• **Task objective**:
What number of lines hold the word "Answer"? State that number and nothing besides.

• **Data extract**:
* Begin *

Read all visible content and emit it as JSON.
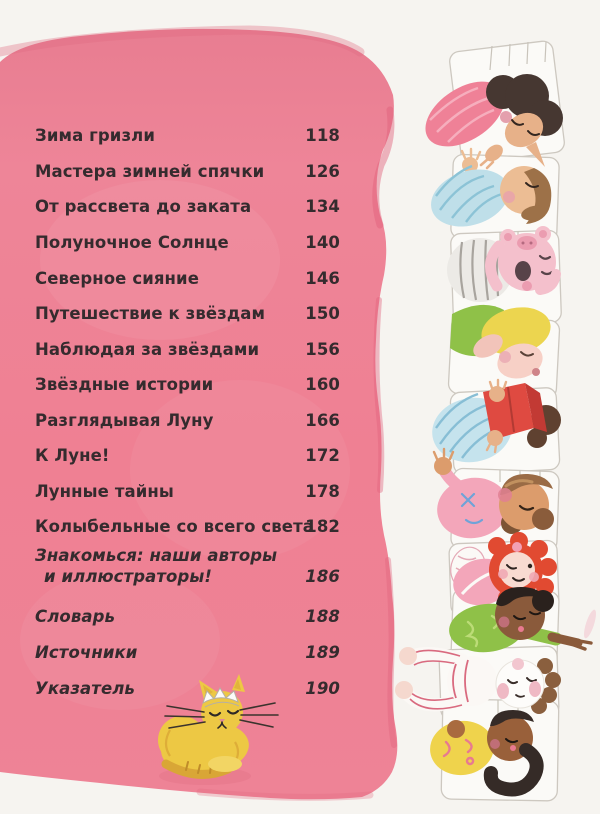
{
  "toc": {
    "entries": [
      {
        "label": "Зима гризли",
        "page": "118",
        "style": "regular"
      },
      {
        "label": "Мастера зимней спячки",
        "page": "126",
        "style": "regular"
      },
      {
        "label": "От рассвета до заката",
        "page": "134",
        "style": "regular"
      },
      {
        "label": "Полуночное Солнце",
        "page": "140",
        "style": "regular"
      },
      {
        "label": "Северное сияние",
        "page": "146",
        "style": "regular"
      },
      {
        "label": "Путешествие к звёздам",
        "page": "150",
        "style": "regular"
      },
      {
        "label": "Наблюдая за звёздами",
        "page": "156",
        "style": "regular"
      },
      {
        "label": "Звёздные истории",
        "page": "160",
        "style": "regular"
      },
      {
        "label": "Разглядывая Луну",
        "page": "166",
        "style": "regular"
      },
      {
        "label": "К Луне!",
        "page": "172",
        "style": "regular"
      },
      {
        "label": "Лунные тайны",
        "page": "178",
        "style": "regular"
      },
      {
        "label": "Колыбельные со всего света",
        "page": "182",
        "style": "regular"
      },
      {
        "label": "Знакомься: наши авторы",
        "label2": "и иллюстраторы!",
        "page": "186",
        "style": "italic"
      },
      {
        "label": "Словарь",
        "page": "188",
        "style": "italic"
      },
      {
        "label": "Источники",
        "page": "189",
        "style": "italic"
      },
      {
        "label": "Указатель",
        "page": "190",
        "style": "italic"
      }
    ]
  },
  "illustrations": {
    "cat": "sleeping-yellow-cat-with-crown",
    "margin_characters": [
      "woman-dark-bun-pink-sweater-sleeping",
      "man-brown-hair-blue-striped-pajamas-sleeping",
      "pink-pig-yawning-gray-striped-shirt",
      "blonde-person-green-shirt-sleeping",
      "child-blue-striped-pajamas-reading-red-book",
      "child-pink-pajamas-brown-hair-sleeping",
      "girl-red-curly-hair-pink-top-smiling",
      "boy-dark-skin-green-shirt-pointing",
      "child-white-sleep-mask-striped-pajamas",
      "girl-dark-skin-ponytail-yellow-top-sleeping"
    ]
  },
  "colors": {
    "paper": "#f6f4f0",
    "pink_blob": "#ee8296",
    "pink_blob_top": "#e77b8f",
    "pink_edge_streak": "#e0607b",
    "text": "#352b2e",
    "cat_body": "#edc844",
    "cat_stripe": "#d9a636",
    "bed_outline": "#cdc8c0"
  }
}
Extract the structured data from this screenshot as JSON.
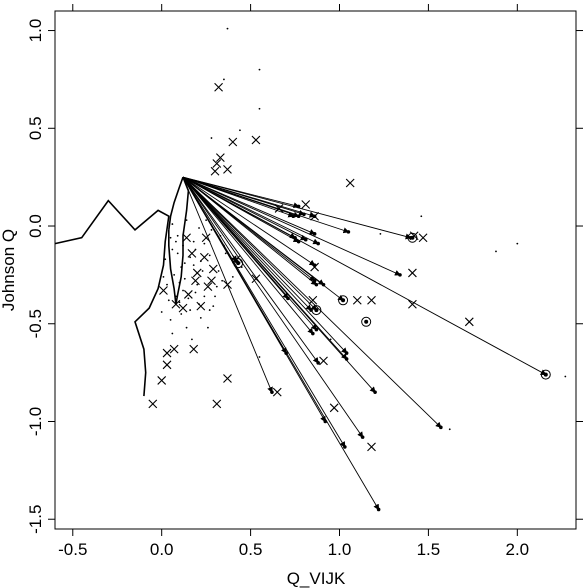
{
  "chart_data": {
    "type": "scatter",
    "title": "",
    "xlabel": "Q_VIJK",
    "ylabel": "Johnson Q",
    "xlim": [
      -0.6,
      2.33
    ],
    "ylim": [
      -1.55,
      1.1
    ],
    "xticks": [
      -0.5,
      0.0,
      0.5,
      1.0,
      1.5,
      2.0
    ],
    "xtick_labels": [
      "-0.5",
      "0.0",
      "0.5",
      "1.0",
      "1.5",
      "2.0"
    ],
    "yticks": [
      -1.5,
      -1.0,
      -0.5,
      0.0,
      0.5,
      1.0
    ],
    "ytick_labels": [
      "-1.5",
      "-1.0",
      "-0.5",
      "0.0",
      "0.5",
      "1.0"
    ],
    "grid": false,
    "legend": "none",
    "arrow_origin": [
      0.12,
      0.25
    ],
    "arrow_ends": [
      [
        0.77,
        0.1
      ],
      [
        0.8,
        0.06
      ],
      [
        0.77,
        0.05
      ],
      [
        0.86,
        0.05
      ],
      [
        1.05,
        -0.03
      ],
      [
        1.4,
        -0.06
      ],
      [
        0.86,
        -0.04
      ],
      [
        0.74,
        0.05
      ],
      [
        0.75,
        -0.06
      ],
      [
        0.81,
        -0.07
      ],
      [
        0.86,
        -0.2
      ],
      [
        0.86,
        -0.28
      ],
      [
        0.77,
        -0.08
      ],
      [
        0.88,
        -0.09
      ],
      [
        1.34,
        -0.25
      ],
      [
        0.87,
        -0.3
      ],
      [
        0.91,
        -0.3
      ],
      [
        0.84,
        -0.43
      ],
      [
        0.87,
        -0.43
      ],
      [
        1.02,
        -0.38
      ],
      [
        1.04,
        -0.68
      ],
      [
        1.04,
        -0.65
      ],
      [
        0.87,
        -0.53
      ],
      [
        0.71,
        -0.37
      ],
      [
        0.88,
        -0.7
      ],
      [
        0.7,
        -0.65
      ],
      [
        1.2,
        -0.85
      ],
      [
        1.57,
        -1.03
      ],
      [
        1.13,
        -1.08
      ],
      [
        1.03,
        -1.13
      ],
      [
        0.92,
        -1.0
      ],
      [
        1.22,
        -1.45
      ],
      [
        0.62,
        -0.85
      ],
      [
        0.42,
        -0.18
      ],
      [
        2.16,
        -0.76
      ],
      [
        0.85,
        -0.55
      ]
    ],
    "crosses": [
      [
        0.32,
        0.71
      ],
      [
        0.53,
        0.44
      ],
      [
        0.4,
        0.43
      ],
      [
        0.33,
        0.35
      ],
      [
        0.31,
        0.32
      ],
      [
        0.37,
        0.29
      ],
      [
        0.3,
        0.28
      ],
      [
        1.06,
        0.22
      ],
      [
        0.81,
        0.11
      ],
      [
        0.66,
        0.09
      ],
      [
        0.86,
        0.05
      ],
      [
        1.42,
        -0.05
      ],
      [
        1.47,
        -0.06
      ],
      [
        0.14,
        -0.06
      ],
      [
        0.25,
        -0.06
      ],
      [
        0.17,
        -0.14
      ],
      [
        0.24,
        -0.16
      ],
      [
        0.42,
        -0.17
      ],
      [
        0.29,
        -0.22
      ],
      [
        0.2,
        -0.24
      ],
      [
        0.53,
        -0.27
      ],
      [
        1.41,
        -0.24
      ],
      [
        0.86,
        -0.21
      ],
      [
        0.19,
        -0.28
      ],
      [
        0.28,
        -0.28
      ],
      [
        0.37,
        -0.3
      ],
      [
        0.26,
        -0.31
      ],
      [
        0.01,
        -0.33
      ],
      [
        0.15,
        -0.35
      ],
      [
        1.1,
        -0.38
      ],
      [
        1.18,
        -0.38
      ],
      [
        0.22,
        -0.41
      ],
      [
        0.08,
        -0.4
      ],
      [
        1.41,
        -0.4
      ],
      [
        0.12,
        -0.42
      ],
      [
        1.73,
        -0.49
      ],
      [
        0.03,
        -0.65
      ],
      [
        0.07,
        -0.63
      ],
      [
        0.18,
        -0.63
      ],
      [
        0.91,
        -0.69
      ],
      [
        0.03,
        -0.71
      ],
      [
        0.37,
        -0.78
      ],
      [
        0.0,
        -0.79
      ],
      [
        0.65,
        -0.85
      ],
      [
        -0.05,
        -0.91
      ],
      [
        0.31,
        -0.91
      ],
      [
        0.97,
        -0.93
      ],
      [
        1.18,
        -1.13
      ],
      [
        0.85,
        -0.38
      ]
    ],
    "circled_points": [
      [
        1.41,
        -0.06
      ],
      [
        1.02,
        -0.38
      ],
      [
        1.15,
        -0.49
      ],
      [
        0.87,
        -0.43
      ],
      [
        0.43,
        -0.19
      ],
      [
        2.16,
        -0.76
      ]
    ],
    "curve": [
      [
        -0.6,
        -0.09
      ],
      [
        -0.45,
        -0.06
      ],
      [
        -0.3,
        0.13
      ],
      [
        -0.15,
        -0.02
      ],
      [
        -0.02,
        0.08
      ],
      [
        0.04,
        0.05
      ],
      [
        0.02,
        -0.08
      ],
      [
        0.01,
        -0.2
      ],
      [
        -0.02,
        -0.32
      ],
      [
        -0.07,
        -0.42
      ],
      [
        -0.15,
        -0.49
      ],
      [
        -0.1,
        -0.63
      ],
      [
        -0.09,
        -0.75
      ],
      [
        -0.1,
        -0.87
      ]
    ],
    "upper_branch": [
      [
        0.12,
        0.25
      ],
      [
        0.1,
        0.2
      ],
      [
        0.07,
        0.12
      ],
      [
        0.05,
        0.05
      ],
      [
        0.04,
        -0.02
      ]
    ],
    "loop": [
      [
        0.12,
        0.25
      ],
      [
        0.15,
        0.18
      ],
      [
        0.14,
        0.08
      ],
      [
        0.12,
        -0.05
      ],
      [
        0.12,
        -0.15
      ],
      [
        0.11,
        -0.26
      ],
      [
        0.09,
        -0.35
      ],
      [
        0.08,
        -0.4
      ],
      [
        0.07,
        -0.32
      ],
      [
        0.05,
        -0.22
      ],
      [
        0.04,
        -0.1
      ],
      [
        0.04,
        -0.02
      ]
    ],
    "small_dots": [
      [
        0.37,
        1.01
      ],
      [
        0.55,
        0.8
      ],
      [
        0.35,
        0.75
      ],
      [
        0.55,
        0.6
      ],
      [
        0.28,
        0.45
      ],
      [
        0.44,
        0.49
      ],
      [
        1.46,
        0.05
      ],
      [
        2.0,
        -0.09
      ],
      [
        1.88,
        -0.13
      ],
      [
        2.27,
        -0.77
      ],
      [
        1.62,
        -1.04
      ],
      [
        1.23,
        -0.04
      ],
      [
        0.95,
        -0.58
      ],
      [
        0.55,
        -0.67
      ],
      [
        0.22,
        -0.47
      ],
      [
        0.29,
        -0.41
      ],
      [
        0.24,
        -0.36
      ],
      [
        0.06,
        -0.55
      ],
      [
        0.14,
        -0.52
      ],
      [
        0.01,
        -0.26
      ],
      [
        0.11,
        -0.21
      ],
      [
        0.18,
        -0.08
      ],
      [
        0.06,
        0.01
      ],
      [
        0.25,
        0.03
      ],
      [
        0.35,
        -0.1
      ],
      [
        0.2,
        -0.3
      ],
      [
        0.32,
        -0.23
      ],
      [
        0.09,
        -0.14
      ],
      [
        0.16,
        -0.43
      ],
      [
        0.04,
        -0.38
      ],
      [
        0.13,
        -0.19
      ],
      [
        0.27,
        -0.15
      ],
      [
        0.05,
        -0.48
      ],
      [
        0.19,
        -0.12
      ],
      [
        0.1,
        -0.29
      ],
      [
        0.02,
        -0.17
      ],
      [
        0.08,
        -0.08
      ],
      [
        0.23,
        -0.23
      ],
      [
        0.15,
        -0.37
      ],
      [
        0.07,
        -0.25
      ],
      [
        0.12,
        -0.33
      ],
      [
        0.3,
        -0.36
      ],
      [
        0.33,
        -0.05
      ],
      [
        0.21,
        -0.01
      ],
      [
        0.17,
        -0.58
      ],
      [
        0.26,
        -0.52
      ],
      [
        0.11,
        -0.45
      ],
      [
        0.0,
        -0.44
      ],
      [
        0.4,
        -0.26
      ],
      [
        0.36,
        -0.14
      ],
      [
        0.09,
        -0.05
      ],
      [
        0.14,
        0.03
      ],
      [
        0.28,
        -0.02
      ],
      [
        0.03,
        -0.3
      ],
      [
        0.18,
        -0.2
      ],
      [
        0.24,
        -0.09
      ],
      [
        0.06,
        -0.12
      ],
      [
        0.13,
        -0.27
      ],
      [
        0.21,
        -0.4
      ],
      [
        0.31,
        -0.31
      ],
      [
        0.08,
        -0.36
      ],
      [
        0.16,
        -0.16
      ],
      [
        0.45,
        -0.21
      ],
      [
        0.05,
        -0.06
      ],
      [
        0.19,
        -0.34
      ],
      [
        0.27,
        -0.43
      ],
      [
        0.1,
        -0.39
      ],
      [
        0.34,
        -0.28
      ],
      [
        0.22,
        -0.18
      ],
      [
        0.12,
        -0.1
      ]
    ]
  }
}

* End *
* Begin *

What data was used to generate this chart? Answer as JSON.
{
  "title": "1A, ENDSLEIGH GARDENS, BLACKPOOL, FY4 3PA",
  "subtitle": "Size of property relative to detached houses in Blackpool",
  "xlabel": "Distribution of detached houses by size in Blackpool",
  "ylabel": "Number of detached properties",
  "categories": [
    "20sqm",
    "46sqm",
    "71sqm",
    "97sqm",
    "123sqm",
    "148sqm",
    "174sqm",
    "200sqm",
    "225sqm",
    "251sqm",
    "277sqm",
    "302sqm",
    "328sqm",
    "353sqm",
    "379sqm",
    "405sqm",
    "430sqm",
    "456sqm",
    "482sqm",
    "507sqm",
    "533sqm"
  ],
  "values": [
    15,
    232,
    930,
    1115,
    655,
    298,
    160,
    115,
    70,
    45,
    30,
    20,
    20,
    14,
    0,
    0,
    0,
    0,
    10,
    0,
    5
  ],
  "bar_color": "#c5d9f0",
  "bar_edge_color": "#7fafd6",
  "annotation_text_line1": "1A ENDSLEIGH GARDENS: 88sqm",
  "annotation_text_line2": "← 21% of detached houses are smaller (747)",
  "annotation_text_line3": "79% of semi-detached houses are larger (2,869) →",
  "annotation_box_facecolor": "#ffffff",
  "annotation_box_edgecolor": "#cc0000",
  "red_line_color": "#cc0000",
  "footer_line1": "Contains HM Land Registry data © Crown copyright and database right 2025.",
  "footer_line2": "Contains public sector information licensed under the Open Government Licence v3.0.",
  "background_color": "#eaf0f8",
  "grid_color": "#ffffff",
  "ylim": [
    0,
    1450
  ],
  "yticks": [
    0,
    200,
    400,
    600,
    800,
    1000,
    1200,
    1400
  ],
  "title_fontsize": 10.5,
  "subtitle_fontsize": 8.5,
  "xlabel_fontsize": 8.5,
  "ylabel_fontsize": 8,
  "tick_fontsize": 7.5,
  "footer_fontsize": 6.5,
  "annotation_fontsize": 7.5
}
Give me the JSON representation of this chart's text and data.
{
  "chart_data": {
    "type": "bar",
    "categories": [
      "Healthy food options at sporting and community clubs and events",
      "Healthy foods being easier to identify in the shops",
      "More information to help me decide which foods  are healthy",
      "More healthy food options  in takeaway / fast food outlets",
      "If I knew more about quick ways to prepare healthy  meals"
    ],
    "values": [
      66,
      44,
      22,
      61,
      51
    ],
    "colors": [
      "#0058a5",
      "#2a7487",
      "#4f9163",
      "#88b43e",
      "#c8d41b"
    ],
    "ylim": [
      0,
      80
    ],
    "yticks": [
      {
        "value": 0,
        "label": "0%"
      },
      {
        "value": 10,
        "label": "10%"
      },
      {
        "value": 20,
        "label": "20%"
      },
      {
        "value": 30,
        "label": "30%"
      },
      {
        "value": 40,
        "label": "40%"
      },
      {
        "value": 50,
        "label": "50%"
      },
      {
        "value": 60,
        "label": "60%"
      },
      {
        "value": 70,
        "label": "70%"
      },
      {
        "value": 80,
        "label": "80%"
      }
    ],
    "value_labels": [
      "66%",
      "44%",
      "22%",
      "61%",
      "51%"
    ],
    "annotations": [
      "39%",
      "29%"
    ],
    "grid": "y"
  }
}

* End *
* Begin *

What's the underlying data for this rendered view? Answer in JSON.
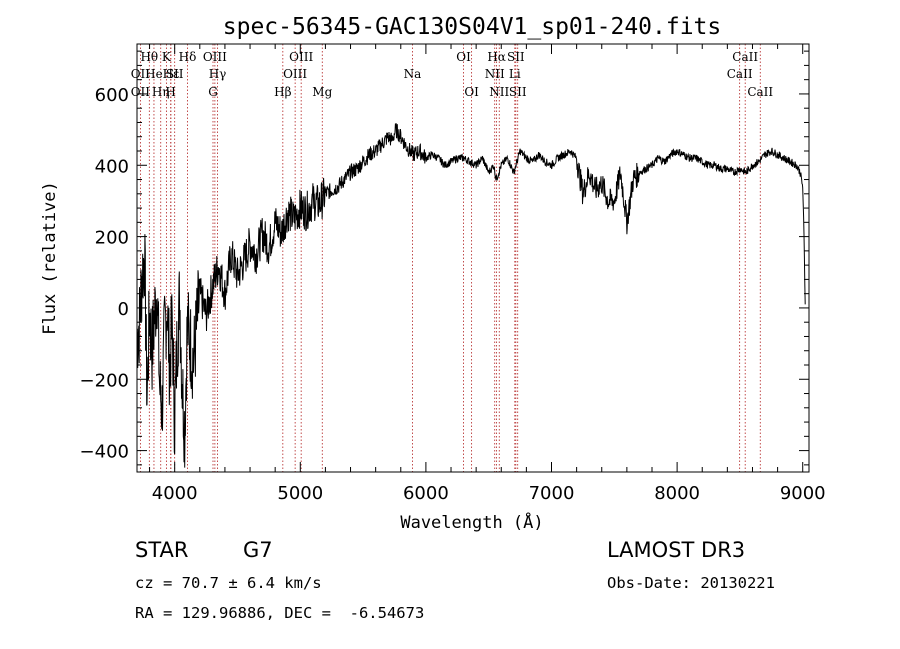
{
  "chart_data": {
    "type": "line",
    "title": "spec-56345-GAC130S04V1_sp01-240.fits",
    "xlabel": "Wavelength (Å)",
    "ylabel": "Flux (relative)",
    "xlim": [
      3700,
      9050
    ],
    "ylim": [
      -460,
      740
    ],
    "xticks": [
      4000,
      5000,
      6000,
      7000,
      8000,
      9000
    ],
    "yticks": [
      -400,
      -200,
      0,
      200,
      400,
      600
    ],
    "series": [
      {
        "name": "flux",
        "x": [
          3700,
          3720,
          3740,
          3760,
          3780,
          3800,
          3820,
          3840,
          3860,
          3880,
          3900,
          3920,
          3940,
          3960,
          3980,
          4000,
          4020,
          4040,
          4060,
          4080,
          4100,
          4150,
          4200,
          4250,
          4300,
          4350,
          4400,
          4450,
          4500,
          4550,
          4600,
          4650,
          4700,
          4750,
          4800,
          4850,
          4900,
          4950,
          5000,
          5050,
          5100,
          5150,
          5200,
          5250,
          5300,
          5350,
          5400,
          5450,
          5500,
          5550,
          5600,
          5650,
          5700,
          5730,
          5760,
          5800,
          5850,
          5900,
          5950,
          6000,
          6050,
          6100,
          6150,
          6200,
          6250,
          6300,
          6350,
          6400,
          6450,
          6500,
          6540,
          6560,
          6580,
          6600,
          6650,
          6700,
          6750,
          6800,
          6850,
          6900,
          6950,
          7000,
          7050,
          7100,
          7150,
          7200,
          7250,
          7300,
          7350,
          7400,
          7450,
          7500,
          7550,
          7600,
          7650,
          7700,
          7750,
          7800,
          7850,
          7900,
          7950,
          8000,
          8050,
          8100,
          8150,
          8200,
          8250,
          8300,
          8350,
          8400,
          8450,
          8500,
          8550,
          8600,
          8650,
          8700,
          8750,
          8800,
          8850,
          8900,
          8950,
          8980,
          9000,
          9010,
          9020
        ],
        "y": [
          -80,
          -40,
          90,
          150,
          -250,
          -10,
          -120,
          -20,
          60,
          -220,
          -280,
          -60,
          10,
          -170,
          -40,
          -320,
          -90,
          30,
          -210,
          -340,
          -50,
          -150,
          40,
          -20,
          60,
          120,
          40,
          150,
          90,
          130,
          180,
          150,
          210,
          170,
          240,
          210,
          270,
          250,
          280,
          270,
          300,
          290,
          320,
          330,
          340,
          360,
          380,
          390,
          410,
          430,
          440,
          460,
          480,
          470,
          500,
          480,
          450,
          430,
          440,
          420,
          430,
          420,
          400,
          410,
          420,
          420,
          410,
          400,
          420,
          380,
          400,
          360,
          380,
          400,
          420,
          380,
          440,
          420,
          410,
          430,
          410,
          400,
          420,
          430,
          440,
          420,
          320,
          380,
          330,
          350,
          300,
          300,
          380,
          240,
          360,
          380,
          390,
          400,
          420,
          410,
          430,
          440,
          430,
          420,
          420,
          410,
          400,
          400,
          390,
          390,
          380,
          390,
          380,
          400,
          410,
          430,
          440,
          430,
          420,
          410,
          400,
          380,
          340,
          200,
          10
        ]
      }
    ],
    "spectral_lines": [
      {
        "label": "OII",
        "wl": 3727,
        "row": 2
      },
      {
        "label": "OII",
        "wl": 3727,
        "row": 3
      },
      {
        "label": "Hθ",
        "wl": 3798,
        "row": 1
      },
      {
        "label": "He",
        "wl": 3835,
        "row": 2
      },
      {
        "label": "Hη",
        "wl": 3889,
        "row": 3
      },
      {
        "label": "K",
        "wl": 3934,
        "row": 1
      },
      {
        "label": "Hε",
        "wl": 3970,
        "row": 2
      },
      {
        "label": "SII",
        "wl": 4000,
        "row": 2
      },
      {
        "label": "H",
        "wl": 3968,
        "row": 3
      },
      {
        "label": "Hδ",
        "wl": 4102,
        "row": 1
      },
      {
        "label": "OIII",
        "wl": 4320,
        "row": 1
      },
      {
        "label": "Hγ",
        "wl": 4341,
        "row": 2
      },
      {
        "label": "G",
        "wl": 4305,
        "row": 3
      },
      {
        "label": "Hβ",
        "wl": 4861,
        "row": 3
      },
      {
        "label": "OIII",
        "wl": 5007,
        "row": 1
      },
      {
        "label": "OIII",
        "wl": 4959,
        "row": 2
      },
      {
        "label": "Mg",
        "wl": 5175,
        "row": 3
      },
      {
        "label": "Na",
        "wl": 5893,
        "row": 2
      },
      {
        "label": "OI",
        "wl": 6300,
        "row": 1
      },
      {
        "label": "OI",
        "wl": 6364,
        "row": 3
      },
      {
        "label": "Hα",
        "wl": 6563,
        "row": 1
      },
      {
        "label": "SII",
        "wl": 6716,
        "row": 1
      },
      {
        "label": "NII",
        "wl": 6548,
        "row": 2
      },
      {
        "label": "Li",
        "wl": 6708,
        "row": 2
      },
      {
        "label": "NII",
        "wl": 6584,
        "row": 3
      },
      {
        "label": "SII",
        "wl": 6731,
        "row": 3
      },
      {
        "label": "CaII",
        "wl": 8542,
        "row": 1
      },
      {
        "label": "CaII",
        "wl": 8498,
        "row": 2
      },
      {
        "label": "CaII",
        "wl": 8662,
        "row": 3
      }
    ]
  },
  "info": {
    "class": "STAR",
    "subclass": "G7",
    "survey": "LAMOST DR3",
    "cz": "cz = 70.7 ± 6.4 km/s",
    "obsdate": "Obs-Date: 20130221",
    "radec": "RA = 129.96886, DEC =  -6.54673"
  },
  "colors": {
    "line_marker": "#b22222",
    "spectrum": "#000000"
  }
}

* End *

• **Result**:
2